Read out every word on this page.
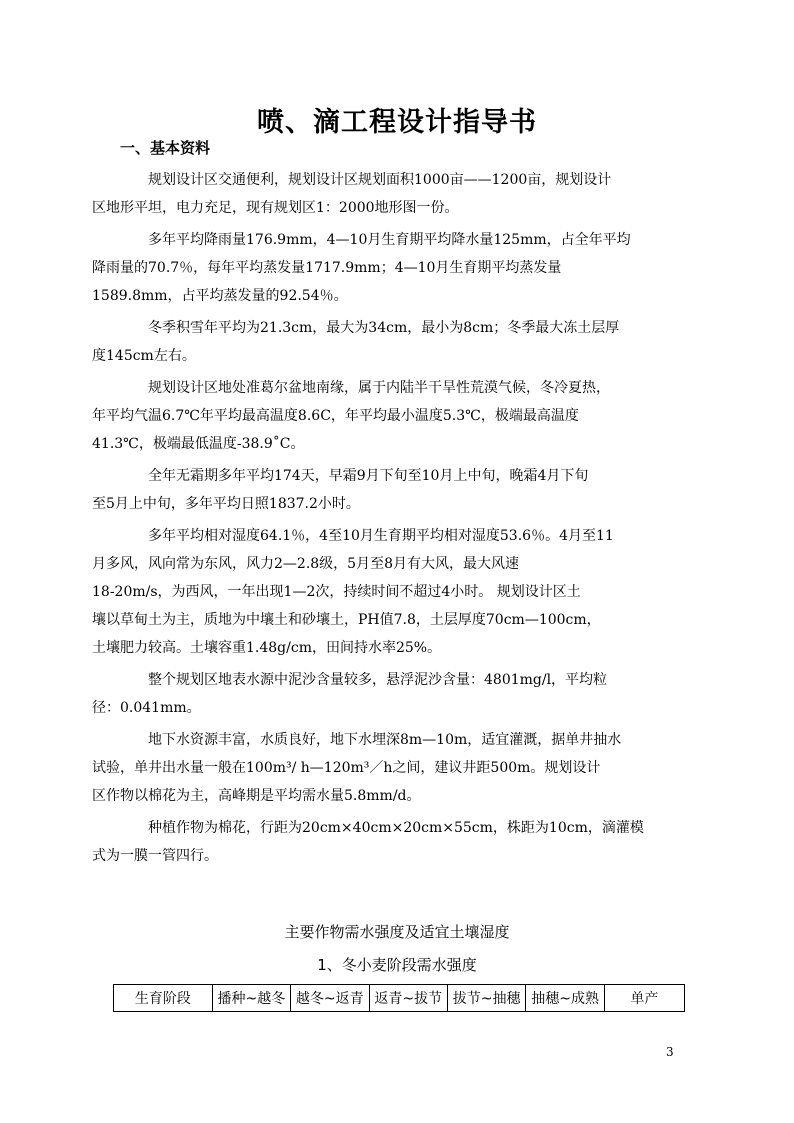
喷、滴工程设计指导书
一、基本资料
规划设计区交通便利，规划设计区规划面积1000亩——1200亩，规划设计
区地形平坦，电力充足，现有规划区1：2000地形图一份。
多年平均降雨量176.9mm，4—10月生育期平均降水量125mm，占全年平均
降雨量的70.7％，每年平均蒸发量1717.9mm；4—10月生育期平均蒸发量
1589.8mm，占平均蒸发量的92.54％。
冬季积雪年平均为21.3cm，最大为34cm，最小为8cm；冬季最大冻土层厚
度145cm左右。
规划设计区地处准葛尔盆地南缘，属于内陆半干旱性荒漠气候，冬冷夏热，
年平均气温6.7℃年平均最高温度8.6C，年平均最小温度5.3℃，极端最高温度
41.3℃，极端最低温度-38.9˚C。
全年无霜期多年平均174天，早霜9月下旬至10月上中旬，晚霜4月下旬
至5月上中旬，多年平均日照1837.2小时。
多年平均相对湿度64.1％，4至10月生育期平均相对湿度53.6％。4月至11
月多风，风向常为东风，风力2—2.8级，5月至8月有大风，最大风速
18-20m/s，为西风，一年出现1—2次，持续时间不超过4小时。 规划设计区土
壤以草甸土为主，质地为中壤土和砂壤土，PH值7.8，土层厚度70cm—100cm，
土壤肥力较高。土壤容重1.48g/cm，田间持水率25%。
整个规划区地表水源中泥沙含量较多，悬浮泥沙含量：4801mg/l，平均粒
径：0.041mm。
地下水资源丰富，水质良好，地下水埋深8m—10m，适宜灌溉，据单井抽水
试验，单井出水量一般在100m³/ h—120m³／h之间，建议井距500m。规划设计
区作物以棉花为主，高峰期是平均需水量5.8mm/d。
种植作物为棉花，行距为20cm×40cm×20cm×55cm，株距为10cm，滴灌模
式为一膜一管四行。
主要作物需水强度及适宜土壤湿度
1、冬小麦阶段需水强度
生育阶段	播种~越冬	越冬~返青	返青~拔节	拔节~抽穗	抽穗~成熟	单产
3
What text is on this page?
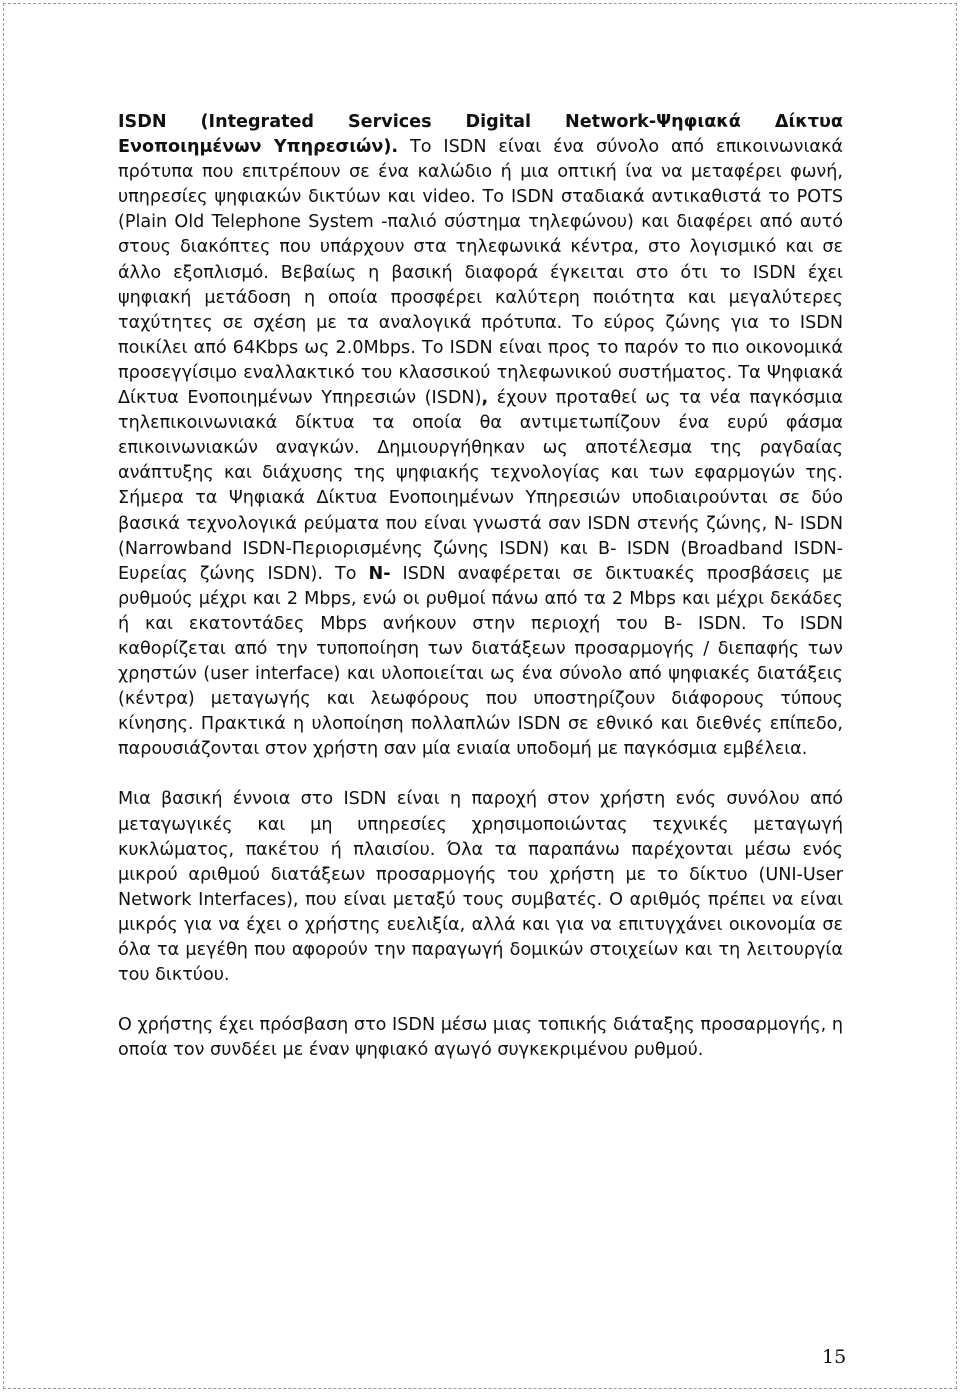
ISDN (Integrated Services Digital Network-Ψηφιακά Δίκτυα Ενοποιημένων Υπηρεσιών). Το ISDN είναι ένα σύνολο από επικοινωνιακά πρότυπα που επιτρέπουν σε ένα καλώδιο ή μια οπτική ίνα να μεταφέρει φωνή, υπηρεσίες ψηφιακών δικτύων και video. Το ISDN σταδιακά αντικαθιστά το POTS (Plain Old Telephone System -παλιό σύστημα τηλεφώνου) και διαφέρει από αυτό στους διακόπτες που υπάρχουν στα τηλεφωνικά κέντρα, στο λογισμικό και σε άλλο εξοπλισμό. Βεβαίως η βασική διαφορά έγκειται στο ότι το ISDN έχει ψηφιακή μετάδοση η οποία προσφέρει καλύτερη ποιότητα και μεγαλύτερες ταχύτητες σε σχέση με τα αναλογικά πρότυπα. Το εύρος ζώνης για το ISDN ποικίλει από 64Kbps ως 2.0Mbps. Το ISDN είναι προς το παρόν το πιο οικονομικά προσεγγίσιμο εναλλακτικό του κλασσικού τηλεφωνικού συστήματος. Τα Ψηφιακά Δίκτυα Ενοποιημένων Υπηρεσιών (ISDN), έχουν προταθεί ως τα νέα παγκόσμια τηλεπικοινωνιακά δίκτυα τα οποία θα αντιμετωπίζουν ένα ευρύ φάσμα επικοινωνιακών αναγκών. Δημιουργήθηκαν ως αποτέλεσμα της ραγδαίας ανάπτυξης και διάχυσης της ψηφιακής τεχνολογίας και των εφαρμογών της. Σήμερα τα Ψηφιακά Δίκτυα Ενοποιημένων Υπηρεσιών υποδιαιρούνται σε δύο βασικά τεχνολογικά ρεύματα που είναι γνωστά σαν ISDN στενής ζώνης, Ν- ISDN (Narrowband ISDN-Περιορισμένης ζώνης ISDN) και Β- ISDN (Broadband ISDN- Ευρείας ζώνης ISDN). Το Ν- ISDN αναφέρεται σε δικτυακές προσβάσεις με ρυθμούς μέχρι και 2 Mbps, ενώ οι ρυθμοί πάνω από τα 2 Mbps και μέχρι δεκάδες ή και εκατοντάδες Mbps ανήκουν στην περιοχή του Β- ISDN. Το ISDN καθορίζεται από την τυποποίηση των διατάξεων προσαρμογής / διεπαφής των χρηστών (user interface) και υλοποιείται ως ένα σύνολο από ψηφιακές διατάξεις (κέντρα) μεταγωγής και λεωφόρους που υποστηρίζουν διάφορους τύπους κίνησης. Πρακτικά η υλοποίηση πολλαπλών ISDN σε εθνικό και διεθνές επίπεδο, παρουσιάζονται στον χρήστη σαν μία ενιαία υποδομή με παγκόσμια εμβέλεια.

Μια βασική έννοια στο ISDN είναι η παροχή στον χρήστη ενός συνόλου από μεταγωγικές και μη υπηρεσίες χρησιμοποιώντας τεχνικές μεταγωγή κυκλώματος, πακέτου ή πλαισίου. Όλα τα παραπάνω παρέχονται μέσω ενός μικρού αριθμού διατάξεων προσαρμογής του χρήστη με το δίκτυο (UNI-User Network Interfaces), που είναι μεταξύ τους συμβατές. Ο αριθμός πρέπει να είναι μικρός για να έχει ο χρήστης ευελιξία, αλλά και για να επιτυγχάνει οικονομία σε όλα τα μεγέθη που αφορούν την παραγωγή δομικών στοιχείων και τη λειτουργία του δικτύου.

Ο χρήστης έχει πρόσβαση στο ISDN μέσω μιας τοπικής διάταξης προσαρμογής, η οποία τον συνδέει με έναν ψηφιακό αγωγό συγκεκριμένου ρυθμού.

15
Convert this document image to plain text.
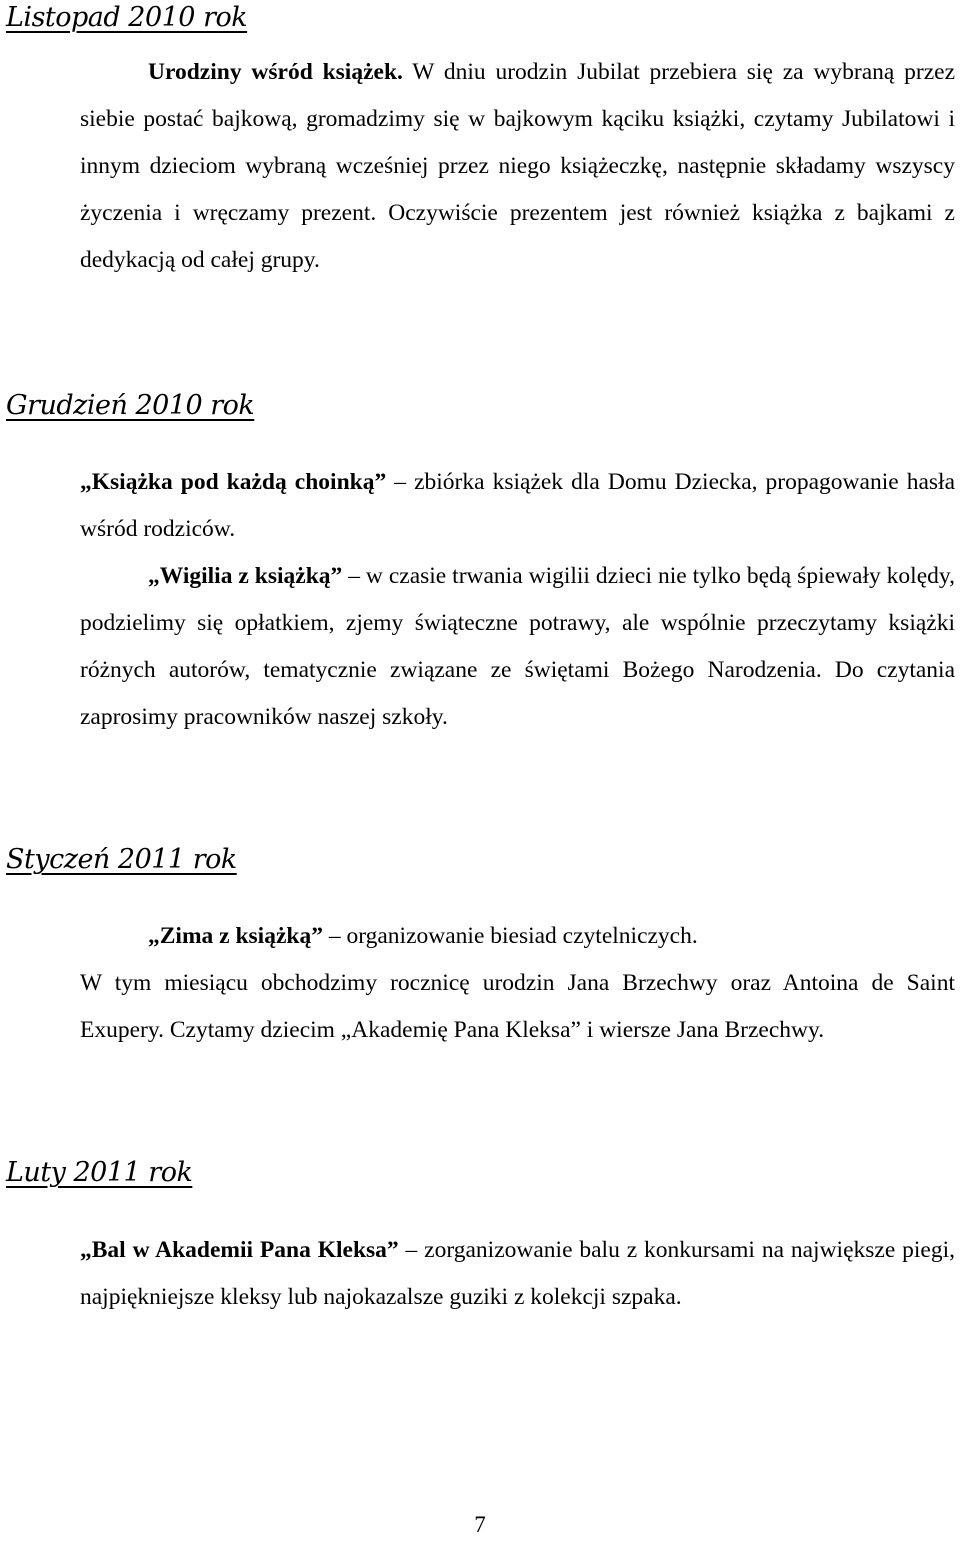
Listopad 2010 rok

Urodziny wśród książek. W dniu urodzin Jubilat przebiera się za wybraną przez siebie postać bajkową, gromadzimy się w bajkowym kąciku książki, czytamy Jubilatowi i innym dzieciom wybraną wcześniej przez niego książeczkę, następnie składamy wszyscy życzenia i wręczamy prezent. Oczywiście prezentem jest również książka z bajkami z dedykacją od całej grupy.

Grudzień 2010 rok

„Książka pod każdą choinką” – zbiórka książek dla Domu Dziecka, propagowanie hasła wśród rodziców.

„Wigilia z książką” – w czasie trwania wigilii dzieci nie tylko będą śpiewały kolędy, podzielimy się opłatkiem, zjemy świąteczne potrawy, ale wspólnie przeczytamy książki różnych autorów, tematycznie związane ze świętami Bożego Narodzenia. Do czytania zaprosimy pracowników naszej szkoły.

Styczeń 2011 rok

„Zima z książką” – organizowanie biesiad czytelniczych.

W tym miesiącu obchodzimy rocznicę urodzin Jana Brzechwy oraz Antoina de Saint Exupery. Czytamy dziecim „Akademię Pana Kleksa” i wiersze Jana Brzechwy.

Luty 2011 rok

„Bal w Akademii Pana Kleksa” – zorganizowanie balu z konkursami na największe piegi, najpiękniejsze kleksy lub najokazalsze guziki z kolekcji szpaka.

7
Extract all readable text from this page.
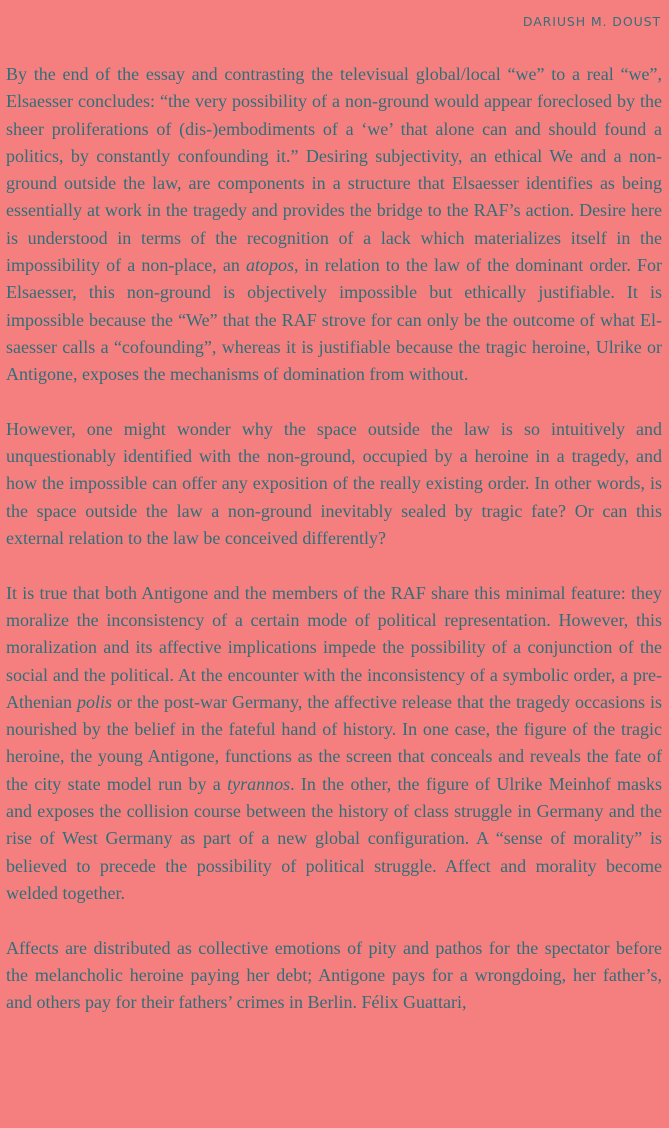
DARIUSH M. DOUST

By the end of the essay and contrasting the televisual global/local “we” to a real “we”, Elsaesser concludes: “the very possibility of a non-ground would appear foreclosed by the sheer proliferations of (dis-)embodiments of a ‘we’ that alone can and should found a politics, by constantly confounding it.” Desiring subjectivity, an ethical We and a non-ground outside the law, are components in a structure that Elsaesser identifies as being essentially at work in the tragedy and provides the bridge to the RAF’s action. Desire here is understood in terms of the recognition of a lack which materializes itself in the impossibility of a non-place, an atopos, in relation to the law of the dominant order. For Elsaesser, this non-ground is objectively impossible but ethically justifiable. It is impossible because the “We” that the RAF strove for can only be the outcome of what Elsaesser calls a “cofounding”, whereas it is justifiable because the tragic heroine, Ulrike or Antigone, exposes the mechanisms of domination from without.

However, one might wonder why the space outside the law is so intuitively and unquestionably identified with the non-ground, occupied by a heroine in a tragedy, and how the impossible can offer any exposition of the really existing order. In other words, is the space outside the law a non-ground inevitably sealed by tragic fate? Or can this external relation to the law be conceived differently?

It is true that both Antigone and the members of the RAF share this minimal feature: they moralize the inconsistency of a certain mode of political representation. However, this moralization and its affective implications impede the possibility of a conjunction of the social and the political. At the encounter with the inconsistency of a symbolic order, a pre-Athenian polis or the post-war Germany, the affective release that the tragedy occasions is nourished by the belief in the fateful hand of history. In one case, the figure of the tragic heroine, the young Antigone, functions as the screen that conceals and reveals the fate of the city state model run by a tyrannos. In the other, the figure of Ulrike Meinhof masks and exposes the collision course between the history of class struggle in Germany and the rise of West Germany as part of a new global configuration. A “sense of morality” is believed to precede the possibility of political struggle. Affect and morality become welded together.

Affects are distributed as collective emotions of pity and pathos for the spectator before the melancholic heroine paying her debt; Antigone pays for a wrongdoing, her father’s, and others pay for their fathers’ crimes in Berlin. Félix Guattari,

====================

* _Task goal_
Collect the lines that hold "page".

* _The answer_
Read out every word on this page.
What text is on this page?
Extract all readable text from this page.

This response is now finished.